Working data
■ ■ ■ ■ ■ ■ ■

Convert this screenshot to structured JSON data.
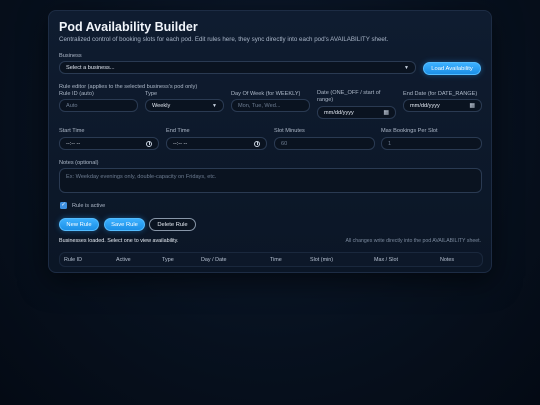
{
  "header": {
    "title": "Pod Availability Builder",
    "subtitle": "Centralized control of booking slots for each pod. Edit rules here, they sync directly into each pod's AVAILABILITY sheet."
  },
  "business": {
    "label": "Business",
    "selected": "Select a business...",
    "load_button": "Load Availability"
  },
  "editor": {
    "heading": "Rule editor (applies to the selected business's pod only)",
    "rule_id": {
      "label": "Rule ID (auto)",
      "placeholder": "Auto"
    },
    "type": {
      "label": "Type",
      "value": "Weekly"
    },
    "day_of_week": {
      "label": "Day Of Week (for WEEKLY)",
      "placeholder": "Mon, Tue, Wed..."
    },
    "date": {
      "label": "Date (ONE_OFF / start of range)",
      "placeholder": "mm/dd/yyyy"
    },
    "end_date": {
      "label": "End Date (for DATE_RANGE)",
      "placeholder": "mm/dd/yyyy"
    },
    "start_time": {
      "label": "Start Time",
      "placeholder": "--:-- --"
    },
    "end_time": {
      "label": "End Time",
      "placeholder": "--:-- --"
    },
    "slot_minutes": {
      "label": "Slot Minutes",
      "placeholder": "60"
    },
    "max_bookings": {
      "label": "Max Bookings Per Slot",
      "placeholder": "1"
    },
    "notes": {
      "label": "Notes (optional)",
      "placeholder": "Ex: Weekday evenings only, double-capacity on Fridays, etc."
    },
    "active": {
      "label": "Rule is active",
      "checked": true
    }
  },
  "actions": {
    "new_rule": "New Rule",
    "save_rule": "Save Rule",
    "delete_rule": "Delete Rule"
  },
  "status": {
    "message": "Businesses loaded. Select one to view availability.",
    "note": "All changes write directly into the pod AVAILABILITY sheet."
  },
  "table": {
    "columns": [
      "Rule ID",
      "Active",
      "Type",
      "Day / Date",
      "Time",
      "Slot (min)",
      "Max / Slot",
      "Notes"
    ]
  },
  "icons": {
    "chevron": "chevron-down-icon",
    "calendar": "calendar-icon",
    "clock": "clock-icon",
    "checkbox": "checkmark-icon"
  },
  "colors": {
    "accent": "#1c8fe6",
    "background": "#07111f",
    "panel": "#0f1c30"
  }
}
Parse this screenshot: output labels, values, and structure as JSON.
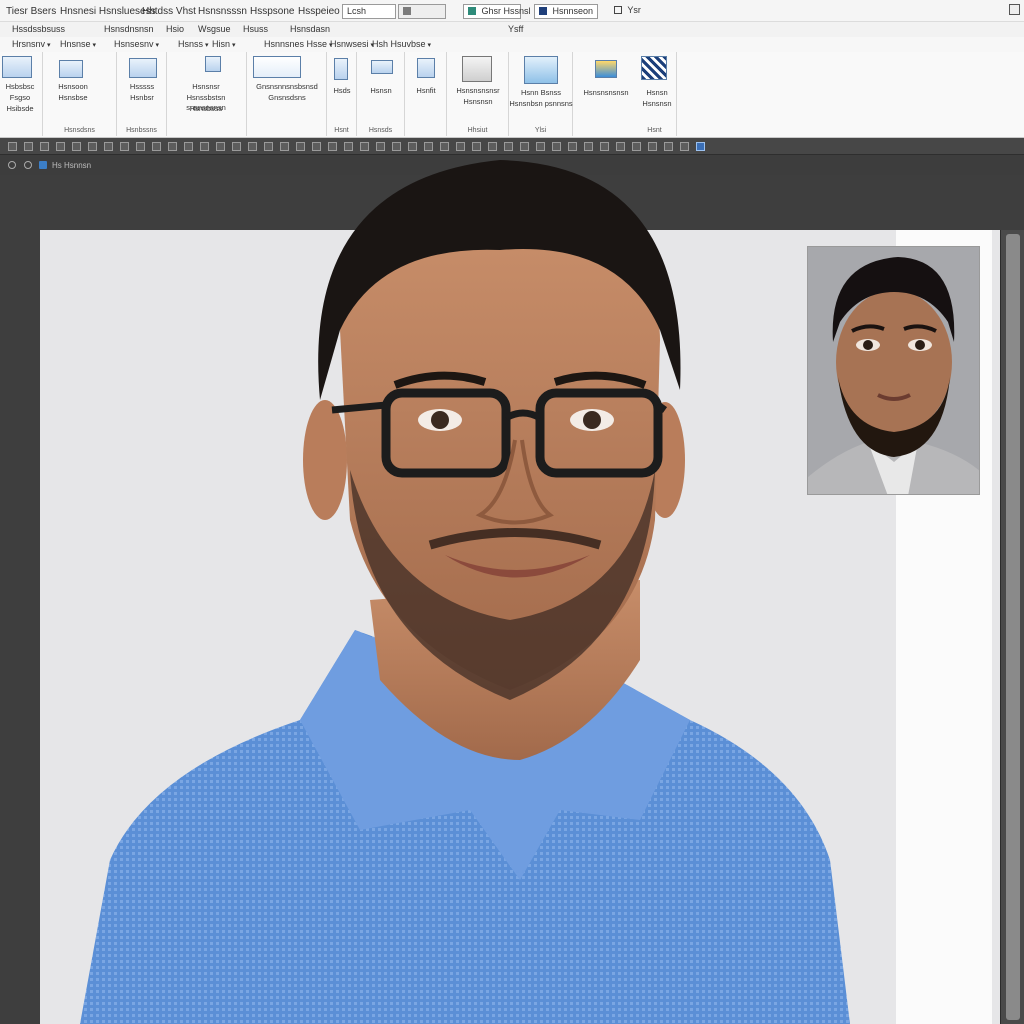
{
  "menubar": {
    "items": [
      "Tiesr Bsers",
      "Hnsnesi Hsnsluesess",
      "Hhtdss Vhst",
      "Hsnsnsssn",
      "Hsspsone",
      "Hsspeieo"
    ],
    "search_value": "Lcsh",
    "quick_button_1": "Ghsr Hssnsl",
    "quick_button_2": "Hsnnseon",
    "quick_button_3": "Ysr"
  },
  "tabs": [
    "Hssdssbsuss",
    "Hsnsdnsnsn",
    "Hsio",
    "Wsgsue",
    "Hsuss",
    "Hsnsdasn",
    "Ysff"
  ],
  "dropdowns": [
    "Hrsnsnv",
    "Hnsnse",
    "Hsnsesnv",
    "Hsnss",
    "Hisn",
    "Hsnnsnes Hsse",
    "Hsnwsesi",
    "Hsh Hsuvbse"
  ],
  "ribbon": {
    "groups": [
      {
        "buttons": [
          "Hsbsbsc",
          "Fsgso",
          "Hsibsde"
        ],
        "label": ""
      },
      {
        "buttons": [
          "Hsnsoon",
          "Hsnsbse"
        ],
        "label": "Hsnsdsns"
      },
      {
        "buttons": [
          "Hsssss",
          "Hsnbsr"
        ],
        "label": "Hsnbssns"
      },
      {
        "buttons": [
          "Hsnsnsr",
          "Hsnssbstsn snsnsnsnsn",
          "Hsnsbsss"
        ],
        "label": ""
      },
      {
        "buttons": [
          "Gnsnsnnsnsbsnsd",
          "Gnsnsdsns"
        ],
        "label": ""
      },
      {
        "buttons": [
          "Hsds"
        ],
        "label": "Hsnt"
      },
      {
        "buttons": [
          "Hsnsn"
        ],
        "label": "Hsnsds"
      },
      {
        "buttons": [
          "Hsnfit"
        ],
        "label": ""
      },
      {
        "buttons": [
          "Hsnsnsnsnsr",
          "Hsnsnsn"
        ],
        "label": "Hhsiut"
      },
      {
        "buttons": [
          "Hsnn Bsnss",
          "Hsnsnbsn psnnsns"
        ],
        "label": "Ylsi"
      },
      {
        "buttons": [
          "Hsnsnsnsnsn",
          "Hsnsn",
          "Hsnsnsn"
        ],
        "label": "Hsnt"
      }
    ]
  },
  "document": {
    "tab_name": "Hs Hsnnsn"
  },
  "colors": {
    "menubar_bg": "#f5f5f5",
    "ribbon_bg": "#f9f9f9",
    "workspace_bg": "#3e3e3e",
    "page_bg": "#e6e6e8",
    "shirt_blue": "#5b8fd6"
  }
}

■ ■ ■ ■ ■ ■ ■

Task details
An exact transcription of all the entries is required, without the pictures.

Answer to this problem
Convert this screenshot to structured JSON data.
{
  "header": {
    "title": "Pod Availability Builder",
    "subtitle": "Centralized control of booking slots for each pod. Edit rules here, they sync directly into each pod's AVAILABILITY sheet."
  },
  "business": {
    "label": "Business",
    "selected": "Select a business...",
    "load_button": "Load Availability"
  },
  "editor": {
    "heading": "Rule editor (applies to the selected business's pod only)",
    "rule_id": {
      "label": "Rule ID (auto)",
      "placeholder": "Auto"
    },
    "type": {
      "label": "Type",
      "value": "Weekly"
    },
    "day_of_week": {
      "label": "Day Of Week (for WEEKLY)",
      "placeholder": "Mon, Tue, Wed..."
    },
    "date": {
      "label": "Date (ONE_OFF / start of range)",
      "placeholder": "mm/dd/yyyy"
    },
    "end_date": {
      "label": "End Date (for DATE_RANGE)",
      "placeholder": "mm/dd/yyyy"
    },
    "start_time": {
      "label": "Start Time",
      "placeholder": "--:-- --"
    },
    "end_time": {
      "label": "End Time",
      "placeholder": "--:-- --"
    },
    "slot_minutes": {
      "label": "Slot Minutes",
      "placeholder": "60"
    },
    "max_bookings": {
      "label": "Max Bookings Per Slot",
      "placeholder": "1"
    },
    "notes": {
      "label": "Notes (optional)",
      "placeholder": "Ex: Weekday evenings only, double-capacity on Fridays, etc."
    },
    "active": {
      "label": "Rule is active",
      "checked": true
    }
  },
  "actions": {
    "new_rule": "New Rule",
    "save_rule": "Save Rule",
    "delete_rule": "Delete Rule"
  },
  "status": {
    "message": "Businesses loaded. Select one to view availability.",
    "note": "All changes write directly into the pod AVAILABILITY sheet."
  },
  "table": {
    "columns": [
      "Rule ID",
      "Active",
      "Type",
      "Day / Date",
      "Time",
      "Slot (min)",
      "Max / Slot",
      "Notes"
    ]
  },
  "icons": {
    "chevron": "chevron-down-icon",
    "calendar": "calendar-icon",
    "clock": "clock-icon",
    "checkbox": "checkmark-icon"
  },
  "colors": {
    "accent": "#1c8fe6",
    "background": "#07111f",
    "panel": "#0f1c30"
  }
}
Parse this screenshot: output labels, values, and structure as JSON.
{
  "menubar": {
    "items": [
      "Tiesr Bsers",
      "Hnsnesi Hsnsluesess",
      "Hhtdss Vhst",
      "Hsnsnsssn",
      "Hsspsone",
      "Hsspeieo"
    ],
    "search_value": "Lcsh",
    "quick_button_1": "Ghsr Hssnsl",
    "quick_button_2": "Hsnnseon",
    "quick_button_3": "Ysr"
  },
  "tabs": [
    "Hssdssbsuss",
    "Hsnsdnsnsn",
    "Hsio",
    "Wsgsue",
    "Hsuss",
    "Hsnsdasn",
    "Ysff"
  ],
  "dropdowns": [
    "Hrsnsnv",
    "Hnsnse",
    "Hsnsesnv",
    "Hsnss",
    "Hisn",
    "Hsnnsnes Hsse",
    "Hsnwsesi",
    "Hsh Hsuvbse"
  ],
  "ribbon": {
    "groups": [
      {
        "buttons": [
          "Hsbsbsc",
          "Fsgso",
          "Hsibsde"
        ],
        "label": ""
      },
      {
        "buttons": [
          "Hsnsoon",
          "Hsnsbse"
        ],
        "label": "Hsnsdsns"
      },
      {
        "buttons": [
          "Hsssss",
          "Hsnbsr"
        ],
        "label": "Hsnbssns"
      },
      {
        "buttons": [
          "Hsnsnsr",
          "Hsnssbstsn snsnsnsnsn",
          "Hsnsbsss"
        ],
        "label": ""
      },
      {
        "buttons": [
          "Gnsnsnnsnsbsnsd",
          "Gnsnsdsns"
        ],
        "label": ""
      },
      {
        "buttons": [
          "Hsds"
        ],
        "label": "Hsnt"
      },
      {
        "buttons": [
          "Hsnsn"
        ],
        "label": "Hsnsds"
      },
      {
        "buttons": [
          "Hsnfit"
        ],
        "label": ""
      },
      {
        "buttons": [
          "Hsnsnsnsnsr",
          "Hsnsnsn"
        ],
        "label": "Hhsiut"
      },
      {
        "buttons": [
          "Hsnn Bsnss",
          "Hsnsnbsn psnnsns"
        ],
        "label": "Ylsi"
      },
      {
        "buttons": [
          "Hsnsnsnsnsn",
          "Hsnsn",
          "Hsnsnsn"
        ],
        "label": "Hsnt"
      }
    ]
  },
  "document": {
    "tab_name": "Hs Hsnnsn"
  },
  "colors": {
    "menubar_bg": "#f5f5f5",
    "ribbon_bg": "#f9f9f9",
    "workspace_bg": "#3e3e3e",
    "page_bg": "#e6e6e8",
    "shirt_blue": "#5b8fd6"
  }
}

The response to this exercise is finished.